What is being asked
Give the count of lines holding the string "TradingView" and nothing else.

(Stored items from a collection)
■ ■ ■ ■ ■
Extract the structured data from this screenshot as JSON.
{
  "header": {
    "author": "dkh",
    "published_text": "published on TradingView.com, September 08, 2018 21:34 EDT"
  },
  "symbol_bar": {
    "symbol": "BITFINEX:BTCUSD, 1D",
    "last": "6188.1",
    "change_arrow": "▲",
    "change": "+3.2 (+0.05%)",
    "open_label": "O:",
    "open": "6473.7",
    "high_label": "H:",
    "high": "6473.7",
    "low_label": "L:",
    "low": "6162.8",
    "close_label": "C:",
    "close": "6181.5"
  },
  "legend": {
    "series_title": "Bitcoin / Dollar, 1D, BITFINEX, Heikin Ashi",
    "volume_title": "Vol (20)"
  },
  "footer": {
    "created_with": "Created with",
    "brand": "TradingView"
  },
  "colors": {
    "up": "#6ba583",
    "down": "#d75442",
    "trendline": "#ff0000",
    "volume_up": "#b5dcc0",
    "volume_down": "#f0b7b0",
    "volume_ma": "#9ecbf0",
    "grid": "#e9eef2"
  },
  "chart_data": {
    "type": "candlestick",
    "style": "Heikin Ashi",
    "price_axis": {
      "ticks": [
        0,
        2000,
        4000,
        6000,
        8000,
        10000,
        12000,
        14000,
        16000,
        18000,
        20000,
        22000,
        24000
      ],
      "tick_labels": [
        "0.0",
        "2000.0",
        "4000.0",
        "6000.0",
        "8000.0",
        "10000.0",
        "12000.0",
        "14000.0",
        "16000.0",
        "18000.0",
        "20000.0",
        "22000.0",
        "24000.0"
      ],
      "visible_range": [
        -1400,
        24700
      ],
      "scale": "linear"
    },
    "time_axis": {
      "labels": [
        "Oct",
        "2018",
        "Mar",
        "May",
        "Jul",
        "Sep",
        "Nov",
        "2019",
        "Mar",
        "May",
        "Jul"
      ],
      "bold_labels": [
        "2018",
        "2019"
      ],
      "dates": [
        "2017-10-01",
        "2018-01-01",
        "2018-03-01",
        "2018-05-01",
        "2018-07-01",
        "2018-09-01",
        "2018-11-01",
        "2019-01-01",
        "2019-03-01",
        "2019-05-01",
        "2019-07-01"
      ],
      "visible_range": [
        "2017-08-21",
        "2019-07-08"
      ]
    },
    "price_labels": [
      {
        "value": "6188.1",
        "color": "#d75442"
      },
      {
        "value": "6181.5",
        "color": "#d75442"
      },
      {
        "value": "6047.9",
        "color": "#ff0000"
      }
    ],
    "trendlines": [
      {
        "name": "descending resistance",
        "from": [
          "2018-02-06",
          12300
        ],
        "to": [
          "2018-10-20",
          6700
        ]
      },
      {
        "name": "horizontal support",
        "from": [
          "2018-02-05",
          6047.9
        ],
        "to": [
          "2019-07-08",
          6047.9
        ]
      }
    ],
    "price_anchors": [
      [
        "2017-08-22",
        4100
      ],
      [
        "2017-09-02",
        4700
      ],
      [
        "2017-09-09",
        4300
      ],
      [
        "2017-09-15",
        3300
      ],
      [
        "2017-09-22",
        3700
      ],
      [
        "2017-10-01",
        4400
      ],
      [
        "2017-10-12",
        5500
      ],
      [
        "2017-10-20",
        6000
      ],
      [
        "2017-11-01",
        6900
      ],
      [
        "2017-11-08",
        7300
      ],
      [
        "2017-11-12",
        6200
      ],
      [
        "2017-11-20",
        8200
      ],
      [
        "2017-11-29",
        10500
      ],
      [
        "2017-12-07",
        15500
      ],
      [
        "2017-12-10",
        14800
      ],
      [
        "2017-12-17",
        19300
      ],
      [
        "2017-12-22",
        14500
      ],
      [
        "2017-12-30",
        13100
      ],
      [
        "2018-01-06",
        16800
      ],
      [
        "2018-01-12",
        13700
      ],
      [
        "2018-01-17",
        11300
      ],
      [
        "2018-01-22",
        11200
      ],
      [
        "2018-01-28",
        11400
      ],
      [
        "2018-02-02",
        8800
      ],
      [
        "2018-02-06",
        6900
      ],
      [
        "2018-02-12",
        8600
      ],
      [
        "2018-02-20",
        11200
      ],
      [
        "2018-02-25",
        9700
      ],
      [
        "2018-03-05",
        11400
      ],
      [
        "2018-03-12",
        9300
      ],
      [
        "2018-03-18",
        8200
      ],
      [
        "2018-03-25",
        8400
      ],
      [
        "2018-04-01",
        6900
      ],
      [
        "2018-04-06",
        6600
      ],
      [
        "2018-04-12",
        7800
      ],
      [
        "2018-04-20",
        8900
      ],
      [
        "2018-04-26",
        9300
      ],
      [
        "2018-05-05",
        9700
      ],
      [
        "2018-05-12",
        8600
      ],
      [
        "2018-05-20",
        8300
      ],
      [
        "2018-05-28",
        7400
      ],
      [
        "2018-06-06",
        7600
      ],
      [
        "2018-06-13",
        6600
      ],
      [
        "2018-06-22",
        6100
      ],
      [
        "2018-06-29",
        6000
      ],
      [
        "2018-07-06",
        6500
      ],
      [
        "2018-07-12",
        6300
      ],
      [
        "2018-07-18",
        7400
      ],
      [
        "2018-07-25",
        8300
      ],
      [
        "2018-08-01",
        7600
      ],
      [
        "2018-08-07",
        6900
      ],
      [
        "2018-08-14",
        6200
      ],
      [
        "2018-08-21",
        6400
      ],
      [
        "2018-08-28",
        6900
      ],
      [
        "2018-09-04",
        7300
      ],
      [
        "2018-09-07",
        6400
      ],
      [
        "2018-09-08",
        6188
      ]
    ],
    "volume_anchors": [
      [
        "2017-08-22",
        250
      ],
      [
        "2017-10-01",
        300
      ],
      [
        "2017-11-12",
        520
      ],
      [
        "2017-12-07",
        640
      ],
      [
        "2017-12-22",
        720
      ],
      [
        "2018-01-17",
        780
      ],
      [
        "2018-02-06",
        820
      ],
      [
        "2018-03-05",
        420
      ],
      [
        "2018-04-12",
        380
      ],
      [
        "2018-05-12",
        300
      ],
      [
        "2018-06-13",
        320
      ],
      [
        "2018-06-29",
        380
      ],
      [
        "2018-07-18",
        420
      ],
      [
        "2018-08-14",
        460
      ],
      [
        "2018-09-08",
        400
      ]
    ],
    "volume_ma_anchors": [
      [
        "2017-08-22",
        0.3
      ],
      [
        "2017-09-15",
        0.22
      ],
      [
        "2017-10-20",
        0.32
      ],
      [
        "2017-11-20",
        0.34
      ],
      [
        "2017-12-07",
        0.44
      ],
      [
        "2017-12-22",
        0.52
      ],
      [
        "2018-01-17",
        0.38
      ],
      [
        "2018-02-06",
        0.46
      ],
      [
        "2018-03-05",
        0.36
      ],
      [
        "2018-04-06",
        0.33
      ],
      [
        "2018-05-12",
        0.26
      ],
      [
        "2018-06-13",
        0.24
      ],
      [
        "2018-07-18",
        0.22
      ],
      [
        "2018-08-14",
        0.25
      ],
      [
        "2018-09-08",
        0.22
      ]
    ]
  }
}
■ ■ ■ ■ ■
Worked answer
2